Brief: Return the full material exactly.

#####

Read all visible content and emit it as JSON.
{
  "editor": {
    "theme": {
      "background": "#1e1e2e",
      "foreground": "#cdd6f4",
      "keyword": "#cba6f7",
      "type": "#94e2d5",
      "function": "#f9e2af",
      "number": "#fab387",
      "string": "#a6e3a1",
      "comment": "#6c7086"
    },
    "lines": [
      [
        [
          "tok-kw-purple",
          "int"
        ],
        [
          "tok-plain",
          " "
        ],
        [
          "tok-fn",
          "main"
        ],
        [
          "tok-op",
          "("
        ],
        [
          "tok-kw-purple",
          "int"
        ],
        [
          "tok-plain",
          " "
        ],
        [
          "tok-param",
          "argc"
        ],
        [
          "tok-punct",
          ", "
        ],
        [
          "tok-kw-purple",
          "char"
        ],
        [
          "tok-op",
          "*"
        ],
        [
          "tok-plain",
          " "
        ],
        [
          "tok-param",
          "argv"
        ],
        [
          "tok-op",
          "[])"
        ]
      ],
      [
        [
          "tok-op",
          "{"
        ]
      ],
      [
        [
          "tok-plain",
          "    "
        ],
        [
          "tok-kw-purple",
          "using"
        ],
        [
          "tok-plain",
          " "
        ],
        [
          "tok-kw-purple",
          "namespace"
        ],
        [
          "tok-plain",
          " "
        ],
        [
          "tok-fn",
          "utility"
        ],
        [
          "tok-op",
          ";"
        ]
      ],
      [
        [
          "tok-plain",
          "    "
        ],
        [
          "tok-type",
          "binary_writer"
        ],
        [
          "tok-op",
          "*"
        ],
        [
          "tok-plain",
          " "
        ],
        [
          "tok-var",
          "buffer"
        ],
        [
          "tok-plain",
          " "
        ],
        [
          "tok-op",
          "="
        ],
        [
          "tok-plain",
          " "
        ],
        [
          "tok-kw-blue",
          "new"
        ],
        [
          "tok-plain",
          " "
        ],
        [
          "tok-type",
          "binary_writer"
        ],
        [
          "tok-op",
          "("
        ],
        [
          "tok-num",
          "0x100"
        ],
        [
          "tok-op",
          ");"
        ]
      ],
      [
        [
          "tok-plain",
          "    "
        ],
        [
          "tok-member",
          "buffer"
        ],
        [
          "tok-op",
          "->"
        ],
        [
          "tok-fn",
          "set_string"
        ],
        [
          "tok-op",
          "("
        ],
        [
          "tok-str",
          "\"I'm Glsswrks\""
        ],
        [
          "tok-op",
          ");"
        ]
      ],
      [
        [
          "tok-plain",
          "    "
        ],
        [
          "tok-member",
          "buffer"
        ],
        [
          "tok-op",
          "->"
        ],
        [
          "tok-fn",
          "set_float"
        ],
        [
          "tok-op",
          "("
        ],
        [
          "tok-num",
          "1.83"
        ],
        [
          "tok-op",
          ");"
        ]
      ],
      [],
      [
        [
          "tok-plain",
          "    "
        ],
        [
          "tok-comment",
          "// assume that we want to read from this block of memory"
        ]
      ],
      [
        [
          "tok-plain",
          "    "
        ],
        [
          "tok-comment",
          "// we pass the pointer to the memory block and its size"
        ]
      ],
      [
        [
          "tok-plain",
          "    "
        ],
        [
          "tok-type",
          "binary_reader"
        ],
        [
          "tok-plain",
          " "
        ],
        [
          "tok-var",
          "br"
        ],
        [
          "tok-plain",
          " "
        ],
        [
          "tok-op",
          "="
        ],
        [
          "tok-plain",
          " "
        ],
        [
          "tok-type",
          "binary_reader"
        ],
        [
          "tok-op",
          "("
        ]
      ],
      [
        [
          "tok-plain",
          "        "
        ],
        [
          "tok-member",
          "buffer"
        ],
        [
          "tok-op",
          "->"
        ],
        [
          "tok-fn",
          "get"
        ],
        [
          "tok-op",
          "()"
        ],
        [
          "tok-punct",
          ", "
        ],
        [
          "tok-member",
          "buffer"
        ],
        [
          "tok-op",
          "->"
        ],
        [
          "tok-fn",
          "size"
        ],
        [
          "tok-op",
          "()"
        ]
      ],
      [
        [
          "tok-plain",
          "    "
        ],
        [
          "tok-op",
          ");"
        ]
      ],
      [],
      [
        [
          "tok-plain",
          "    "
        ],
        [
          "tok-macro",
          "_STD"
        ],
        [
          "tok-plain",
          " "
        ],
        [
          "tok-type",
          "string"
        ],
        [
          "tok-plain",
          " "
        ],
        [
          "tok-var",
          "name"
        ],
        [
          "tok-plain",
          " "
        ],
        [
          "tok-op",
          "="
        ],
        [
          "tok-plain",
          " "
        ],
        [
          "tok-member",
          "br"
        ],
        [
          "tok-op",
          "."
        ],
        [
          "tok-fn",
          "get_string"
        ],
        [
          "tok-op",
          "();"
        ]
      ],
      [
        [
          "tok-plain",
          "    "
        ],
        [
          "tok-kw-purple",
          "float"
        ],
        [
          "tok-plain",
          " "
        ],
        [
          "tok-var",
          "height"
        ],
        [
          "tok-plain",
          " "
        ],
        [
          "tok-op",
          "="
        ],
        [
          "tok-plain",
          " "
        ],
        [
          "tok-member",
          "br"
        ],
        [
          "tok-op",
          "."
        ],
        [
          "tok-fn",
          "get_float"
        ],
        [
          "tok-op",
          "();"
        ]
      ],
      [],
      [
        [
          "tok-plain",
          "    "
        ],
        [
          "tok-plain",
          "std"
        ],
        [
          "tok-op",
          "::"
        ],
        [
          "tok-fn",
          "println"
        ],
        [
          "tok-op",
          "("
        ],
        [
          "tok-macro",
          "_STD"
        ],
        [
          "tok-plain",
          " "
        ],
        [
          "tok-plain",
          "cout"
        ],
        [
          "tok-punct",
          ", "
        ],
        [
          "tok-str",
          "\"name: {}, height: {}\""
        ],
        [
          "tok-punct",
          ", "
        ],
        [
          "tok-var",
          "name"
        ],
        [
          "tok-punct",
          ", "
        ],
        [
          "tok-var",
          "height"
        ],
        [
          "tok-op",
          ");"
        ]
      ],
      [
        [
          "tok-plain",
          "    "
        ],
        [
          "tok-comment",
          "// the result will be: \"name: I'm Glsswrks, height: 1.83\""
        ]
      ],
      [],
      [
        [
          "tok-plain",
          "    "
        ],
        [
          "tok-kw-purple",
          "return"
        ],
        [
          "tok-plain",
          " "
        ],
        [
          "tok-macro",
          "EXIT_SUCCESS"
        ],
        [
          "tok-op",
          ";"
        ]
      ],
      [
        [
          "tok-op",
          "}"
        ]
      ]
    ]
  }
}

#####

Final result:
Read all visible content and emit it as JSON.
{
  "editor": {
    "theme": {
      "background": "#1e1e2e",
      "foreground": "#cdd6f4",
      "keyword": "#cba6f7",
      "type": "#94e2d5",
      "function": "#f9e2af",
      "number": "#fab387",
      "string": "#a6e3a1",
      "comment": "#6c7086"
    },
    "lines": [
      [
        [
          "tok-kw-purple",
          "int"
        ],
        [
          "tok-plain",
          " "
        ],
        [
          "tok-fn",
          "main"
        ],
        [
          "tok-op",
          "("
        ],
        [
          "tok-kw-purple",
          "int"
        ],
        [
          "tok-plain",
          " "
        ],
        [
          "tok-param",
          "argc"
        ],
        [
          "tok-punct",
          ", "
        ],
        [
          "tok-kw-purple",
          "char"
        ],
        [
          "tok-op",
          "*"
        ],
        [
          "tok-plain",
          " "
        ],
        [
          "tok-param",
          "argv"
        ],
        [
          "tok-op",
          "[])"
        ]
      ],
      [
        [
          "tok-op",
          "{"
        ]
      ],
      [
        [
          "tok-plain",
          "    "
        ],
        [
          "tok-kw-purple",
          "using"
        ],
        [
          "tok-plain",
          " "
        ],
        [
          "tok-kw-purple",
          "namespace"
        ],
        [
          "tok-plain",
          " "
        ],
        [
          "tok-fn",
          "utility"
        ],
        [
          "tok-op",
          ";"
        ]
      ],
      [
        [
          "tok-plain",
          "    "
        ],
        [
          "tok-type",
          "binary_writer"
        ],
        [
          "tok-op",
          "*"
        ],
        [
          "tok-plain",
          " "
        ],
        [
          "tok-var",
          "buffer"
        ],
        [
          "tok-plain",
          " "
        ],
        [
          "tok-op",
          "="
        ],
        [
          "tok-plain",
          " "
        ],
        [
          "tok-kw-blue",
          "new"
        ],
        [
          "tok-plain",
          " "
        ],
        [
          "tok-type",
          "binary_writer"
        ],
        [
          "tok-op",
          "("
        ],
        [
          "tok-num",
          "0x100"
        ],
        [
          "tok-op",
          ");"
        ]
      ],
      [
        [
          "tok-plain",
          "    "
        ],
        [
          "tok-member",
          "buffer"
        ],
        [
          "tok-op",
          "->"
        ],
        [
          "tok-fn",
          "set_string"
        ],
        [
          "tok-op",
          "("
        ],
        [
          "tok-str",
          "\"I'm Glsswrks\""
        ],
        [
          "tok-op",
          ");"
        ]
      ],
      [
        [
          "tok-plain",
          "    "
        ],
        [
          "tok-member",
          "buffer"
        ],
        [
          "tok-op",
          "->"
        ],
        [
          "tok-fn",
          "set_float"
        ],
        [
          "tok-op",
          "("
        ],
        [
          "tok-num",
          "1.83"
        ],
        [
          "tok-op",
          ");"
        ]
      ],
      [],
      [
        [
          "tok-plain",
          "    "
        ],
        [
          "tok-comment",
          "// assume that we want to read from this block of memory"
        ]
      ],
      [
        [
          "tok-plain",
          "    "
        ],
        [
          "tok-comment",
          "// we pass the pointer to the memory block and its size"
        ]
      ],
      [
        [
          "tok-plain",
          "    "
        ],
        [
          "tok-type",
          "binary_reader"
        ],
        [
          "tok-plain",
          " "
        ],
        [
          "tok-var",
          "br"
        ],
        [
          "tok-plain",
          " "
        ],
        [
          "tok-op",
          "="
        ],
        [
          "tok-plain",
          " "
        ],
        [
          "tok-type",
          "binary_reader"
        ],
        [
          "tok-op",
          "("
        ]
      ],
      [
        [
          "tok-plain",
          "        "
        ],
        [
          "tok-member",
          "buffer"
        ],
        [
          "tok-op",
          "->"
        ],
        [
          "tok-fn",
          "get"
        ],
        [
          "tok-op",
          "()"
        ],
        [
          "tok-punct",
          ", "
        ],
        [
          "tok-member",
          "buffer"
        ],
        [
          "tok-op",
          "->"
        ],
        [
          "tok-fn",
          "size"
        ],
        [
          "tok-op",
          "()"
        ]
      ],
      [
        [
          "tok-plain",
          "    "
        ],
        [
          "tok-op",
          ");"
        ]
      ],
      [],
      [
        [
          "tok-plain",
          "    "
        ],
        [
          "tok-macro",
          "_STD"
        ],
        [
          "tok-plain",
          " "
        ],
        [
          "tok-type",
          "string"
        ],
        [
          "tok-plain",
          " "
        ],
        [
          "tok-var",
          "name"
        ],
        [
          "tok-plain",
          " "
        ],
        [
          "tok-op",
          "="
        ],
        [
          "tok-plain",
          " "
        ],
        [
          "tok-member",
          "br"
        ],
        [
          "tok-op",
          "."
        ],
        [
          "tok-fn",
          "get_string"
        ],
        [
          "tok-op",
          "();"
        ]
      ],
      [
        [
          "tok-plain",
          "    "
        ],
        [
          "tok-kw-purple",
          "float"
        ],
        [
          "tok-plain",
          " "
        ],
        [
          "tok-var",
          "height"
        ],
        [
          "tok-plain",
          " "
        ],
        [
          "tok-op",
          "="
        ],
        [
          "tok-plain",
          " "
        ],
        [
          "tok-member",
          "br"
        ],
        [
          "tok-op",
          "."
        ],
        [
          "tok-fn",
          "get_float"
        ],
        [
          "tok-op",
          "();"
        ]
      ],
      [],
      [
        [
          "tok-plain",
          "    "
        ],
        [
          "tok-plain",
          "std"
        ],
        [
          "tok-op",
          "::"
        ],
        [
          "tok-fn",
          "println"
        ],
        [
          "tok-op",
          "("
        ],
        [
          "tok-macro",
          "_STD"
        ],
        [
          "tok-plain",
          " "
        ],
        [
          "tok-plain",
          "cout"
        ],
        [
          "tok-punct",
          ", "
        ],
        [
          "tok-str",
          "\"name: {}, height: {}\""
        ],
        [
          "tok-punct",
          ", "
        ],
        [
          "tok-var",
          "name"
        ],
        [
          "tok-punct",
          ", "
        ],
        [
          "tok-var",
          "height"
        ],
        [
          "tok-op",
          ");"
        ]
      ],
      [
        [
          "tok-plain",
          "    "
        ],
        [
          "tok-comment",
          "// the result will be: \"name: I'm Glsswrks, height: 1.83\""
        ]
      ],
      [],
      [
        [
          "tok-plain",
          "    "
        ],
        [
          "tok-kw-purple",
          "return"
        ],
        [
          "tok-plain",
          " "
        ],
        [
          "tok-macro",
          "EXIT_SUCCESS"
        ],
        [
          "tok-op",
          ";"
        ]
      ],
      [
        [
          "tok-op",
          "}"
        ]
      ]
    ]
  }
}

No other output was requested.